▼

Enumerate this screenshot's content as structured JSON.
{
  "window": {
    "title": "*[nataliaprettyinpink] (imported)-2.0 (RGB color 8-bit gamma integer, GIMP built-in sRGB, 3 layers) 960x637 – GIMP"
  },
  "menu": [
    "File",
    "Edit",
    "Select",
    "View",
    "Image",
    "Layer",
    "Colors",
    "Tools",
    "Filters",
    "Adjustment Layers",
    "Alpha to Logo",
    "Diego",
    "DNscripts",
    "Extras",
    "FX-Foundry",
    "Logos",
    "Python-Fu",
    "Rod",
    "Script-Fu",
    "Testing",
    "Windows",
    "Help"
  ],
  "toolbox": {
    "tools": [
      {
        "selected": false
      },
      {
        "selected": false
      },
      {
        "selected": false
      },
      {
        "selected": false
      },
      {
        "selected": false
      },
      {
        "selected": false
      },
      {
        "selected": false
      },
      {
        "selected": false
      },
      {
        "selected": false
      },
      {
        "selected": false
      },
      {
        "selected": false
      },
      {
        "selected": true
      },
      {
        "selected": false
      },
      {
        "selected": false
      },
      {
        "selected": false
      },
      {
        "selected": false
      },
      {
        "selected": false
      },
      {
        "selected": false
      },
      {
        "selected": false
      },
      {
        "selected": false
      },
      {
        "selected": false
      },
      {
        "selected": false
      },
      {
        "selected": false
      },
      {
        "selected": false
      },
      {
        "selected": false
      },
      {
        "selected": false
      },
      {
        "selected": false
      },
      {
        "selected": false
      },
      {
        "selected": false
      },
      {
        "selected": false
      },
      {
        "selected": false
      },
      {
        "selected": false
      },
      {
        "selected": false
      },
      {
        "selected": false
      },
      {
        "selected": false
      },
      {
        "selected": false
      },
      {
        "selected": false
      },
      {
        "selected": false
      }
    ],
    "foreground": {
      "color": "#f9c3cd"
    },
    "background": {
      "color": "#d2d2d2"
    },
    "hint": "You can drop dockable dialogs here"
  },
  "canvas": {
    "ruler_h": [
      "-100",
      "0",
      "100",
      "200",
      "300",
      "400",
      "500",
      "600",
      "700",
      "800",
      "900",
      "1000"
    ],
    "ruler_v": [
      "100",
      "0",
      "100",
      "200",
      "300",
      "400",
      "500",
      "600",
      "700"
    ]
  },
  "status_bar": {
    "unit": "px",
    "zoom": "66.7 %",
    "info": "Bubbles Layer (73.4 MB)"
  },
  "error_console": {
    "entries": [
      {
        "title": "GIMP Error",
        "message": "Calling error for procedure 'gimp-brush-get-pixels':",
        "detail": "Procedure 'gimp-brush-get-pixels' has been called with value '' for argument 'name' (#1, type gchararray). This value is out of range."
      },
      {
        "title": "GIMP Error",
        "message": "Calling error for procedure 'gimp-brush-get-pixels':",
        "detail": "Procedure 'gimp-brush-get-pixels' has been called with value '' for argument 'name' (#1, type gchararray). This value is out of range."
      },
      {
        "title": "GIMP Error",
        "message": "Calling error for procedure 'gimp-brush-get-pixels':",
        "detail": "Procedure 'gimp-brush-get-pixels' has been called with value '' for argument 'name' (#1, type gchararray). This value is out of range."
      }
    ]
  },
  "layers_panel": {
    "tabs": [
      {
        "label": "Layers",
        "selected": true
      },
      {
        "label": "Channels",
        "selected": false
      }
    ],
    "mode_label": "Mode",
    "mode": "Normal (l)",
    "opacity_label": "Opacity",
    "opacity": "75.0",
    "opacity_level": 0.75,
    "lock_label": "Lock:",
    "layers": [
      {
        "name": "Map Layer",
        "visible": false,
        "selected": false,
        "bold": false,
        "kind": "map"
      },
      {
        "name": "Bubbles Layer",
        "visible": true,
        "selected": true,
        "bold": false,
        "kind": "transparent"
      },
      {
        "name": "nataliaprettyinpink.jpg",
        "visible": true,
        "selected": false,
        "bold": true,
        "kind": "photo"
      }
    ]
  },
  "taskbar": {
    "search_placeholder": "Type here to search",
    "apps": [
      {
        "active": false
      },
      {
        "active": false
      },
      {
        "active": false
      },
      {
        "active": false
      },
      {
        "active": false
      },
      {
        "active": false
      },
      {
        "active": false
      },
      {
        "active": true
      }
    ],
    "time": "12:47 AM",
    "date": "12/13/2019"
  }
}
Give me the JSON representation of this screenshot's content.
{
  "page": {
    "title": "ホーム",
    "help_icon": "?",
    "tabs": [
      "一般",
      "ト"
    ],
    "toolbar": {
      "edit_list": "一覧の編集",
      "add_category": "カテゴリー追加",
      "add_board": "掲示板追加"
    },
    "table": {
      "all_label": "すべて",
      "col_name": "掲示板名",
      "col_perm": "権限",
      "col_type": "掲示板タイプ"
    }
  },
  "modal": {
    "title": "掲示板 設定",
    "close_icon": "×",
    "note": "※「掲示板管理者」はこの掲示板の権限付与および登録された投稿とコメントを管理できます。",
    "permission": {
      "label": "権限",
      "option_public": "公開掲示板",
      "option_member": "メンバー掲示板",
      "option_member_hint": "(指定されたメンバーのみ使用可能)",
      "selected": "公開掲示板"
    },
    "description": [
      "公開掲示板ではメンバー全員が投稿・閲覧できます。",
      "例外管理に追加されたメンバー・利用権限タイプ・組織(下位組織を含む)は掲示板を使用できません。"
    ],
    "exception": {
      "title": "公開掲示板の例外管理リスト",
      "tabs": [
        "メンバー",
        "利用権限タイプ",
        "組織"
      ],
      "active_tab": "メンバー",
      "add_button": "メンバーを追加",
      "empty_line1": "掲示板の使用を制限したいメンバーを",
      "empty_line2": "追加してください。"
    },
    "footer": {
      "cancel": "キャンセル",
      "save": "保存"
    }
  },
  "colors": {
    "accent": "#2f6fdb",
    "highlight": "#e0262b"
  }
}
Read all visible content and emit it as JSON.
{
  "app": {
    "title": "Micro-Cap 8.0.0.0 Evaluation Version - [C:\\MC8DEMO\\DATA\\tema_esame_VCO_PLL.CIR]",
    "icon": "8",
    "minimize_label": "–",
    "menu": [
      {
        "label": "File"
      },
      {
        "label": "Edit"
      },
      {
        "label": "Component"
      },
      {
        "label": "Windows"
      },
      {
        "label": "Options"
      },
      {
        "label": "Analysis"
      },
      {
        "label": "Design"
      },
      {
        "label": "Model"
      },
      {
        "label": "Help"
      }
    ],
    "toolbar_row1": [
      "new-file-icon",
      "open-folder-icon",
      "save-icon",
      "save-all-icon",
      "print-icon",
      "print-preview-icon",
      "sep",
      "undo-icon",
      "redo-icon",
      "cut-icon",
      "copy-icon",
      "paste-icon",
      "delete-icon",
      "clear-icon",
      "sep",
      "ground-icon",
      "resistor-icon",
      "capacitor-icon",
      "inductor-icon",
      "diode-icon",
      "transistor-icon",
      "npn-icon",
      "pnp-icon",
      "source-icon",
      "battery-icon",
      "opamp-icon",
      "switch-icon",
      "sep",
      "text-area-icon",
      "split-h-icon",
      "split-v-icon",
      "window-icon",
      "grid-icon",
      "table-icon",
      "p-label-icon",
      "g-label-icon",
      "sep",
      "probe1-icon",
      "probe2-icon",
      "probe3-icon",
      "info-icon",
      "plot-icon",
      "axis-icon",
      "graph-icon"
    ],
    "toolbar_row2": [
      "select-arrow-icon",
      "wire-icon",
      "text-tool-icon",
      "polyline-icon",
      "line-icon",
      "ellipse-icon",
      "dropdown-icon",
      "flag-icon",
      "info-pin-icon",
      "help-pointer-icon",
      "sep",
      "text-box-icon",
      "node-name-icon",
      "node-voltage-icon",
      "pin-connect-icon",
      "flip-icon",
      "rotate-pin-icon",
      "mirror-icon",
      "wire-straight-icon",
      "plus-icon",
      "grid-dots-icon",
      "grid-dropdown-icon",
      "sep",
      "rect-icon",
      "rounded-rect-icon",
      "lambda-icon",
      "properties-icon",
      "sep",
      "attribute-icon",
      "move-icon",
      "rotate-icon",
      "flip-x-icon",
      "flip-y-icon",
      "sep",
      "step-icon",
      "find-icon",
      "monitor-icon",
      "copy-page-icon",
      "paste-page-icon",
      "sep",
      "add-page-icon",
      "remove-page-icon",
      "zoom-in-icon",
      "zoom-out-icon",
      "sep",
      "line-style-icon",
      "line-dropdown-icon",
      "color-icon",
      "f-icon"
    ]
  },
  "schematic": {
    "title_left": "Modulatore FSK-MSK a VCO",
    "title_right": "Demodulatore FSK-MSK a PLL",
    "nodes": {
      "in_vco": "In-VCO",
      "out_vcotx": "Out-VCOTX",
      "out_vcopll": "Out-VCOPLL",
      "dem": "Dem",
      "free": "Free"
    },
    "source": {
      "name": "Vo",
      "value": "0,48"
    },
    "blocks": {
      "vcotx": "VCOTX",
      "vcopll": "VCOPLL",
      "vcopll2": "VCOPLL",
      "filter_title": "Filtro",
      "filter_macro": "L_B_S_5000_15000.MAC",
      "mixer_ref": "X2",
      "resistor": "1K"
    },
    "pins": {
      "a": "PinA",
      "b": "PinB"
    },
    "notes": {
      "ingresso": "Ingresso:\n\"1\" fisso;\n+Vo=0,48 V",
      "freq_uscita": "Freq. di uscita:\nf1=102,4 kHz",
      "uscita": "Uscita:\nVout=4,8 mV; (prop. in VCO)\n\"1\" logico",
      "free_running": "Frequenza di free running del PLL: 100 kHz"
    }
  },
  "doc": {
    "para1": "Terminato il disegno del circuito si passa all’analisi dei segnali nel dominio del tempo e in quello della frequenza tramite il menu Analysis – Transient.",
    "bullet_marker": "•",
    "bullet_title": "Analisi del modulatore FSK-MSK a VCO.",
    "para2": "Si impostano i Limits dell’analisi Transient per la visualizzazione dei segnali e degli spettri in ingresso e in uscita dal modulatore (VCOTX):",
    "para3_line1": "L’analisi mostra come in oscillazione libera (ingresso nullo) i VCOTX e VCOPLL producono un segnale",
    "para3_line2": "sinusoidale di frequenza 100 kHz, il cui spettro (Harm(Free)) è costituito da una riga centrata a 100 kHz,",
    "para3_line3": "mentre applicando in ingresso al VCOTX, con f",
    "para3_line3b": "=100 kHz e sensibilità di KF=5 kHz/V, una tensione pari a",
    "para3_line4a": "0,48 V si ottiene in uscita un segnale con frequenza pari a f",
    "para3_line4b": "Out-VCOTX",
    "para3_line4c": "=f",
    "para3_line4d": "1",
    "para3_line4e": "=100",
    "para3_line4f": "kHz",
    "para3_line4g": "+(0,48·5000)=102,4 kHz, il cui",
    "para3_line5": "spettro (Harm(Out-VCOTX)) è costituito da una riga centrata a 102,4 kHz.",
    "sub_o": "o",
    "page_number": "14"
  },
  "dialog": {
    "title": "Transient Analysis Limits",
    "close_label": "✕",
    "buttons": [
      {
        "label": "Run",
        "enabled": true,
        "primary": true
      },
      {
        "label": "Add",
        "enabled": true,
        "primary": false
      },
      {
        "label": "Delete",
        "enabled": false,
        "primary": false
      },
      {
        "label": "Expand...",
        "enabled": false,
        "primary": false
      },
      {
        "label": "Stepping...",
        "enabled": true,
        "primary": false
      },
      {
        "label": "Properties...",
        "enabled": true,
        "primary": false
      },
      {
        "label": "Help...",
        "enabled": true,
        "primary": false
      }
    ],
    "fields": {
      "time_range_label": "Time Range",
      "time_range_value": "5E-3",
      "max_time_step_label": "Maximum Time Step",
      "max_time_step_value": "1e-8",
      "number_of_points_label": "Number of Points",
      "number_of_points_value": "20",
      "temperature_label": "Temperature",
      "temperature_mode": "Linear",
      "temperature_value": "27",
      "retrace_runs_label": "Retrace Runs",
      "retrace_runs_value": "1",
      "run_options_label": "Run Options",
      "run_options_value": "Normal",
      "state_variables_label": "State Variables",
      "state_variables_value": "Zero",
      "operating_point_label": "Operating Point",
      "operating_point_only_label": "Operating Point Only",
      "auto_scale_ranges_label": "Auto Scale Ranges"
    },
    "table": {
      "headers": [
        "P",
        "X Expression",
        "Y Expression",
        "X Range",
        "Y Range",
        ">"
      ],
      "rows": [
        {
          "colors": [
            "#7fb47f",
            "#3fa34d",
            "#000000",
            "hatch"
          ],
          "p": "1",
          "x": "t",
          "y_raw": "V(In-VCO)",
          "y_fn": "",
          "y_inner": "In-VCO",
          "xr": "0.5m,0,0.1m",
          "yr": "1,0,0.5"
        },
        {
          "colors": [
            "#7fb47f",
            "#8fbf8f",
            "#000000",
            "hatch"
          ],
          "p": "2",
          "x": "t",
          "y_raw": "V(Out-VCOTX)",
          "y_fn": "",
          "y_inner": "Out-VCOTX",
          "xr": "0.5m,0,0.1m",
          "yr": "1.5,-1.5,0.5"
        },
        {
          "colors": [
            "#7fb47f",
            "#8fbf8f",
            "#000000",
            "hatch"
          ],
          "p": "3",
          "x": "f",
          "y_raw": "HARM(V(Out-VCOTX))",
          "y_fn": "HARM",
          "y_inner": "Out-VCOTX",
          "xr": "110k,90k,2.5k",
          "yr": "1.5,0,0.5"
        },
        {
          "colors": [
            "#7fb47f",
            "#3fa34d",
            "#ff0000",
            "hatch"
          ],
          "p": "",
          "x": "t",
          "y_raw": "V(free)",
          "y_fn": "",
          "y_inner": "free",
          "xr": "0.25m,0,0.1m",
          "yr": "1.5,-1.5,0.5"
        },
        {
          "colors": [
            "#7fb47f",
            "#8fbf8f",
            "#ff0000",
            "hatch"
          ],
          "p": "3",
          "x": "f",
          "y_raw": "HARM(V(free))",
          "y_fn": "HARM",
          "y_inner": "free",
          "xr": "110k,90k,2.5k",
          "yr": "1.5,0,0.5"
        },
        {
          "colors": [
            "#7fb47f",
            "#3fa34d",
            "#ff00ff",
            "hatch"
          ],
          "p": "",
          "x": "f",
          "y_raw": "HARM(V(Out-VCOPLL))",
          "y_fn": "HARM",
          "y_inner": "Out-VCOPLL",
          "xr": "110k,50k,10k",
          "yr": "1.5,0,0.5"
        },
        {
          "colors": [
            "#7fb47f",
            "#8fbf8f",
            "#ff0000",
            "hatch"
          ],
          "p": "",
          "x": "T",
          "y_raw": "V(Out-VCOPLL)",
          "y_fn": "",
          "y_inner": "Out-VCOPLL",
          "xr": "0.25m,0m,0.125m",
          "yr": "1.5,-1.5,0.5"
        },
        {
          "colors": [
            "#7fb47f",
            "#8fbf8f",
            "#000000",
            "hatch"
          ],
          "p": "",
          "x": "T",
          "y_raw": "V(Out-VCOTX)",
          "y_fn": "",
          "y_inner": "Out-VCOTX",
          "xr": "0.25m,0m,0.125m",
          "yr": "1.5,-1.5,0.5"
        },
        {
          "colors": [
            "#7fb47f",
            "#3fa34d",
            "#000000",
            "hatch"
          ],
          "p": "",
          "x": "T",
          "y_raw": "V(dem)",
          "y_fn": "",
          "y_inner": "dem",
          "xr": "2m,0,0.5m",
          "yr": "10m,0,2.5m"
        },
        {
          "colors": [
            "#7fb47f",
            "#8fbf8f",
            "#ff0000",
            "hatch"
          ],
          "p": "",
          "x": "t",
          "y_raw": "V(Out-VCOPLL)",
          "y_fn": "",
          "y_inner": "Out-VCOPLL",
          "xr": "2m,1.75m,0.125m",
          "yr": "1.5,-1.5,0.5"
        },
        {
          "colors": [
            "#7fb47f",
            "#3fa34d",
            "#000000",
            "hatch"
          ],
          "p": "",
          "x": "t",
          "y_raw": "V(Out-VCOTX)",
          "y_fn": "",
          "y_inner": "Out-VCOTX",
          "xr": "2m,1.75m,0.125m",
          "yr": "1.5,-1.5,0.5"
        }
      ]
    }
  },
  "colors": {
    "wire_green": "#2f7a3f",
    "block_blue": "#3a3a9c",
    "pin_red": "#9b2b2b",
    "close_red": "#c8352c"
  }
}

▲

◆ **Exercise directions**:
Scan the records for the string "text". Copy each line in which it appears.

◆ **Exercise solution**:
      "text-area-icon",
      "text-tool-icon",
      "text-box-icon",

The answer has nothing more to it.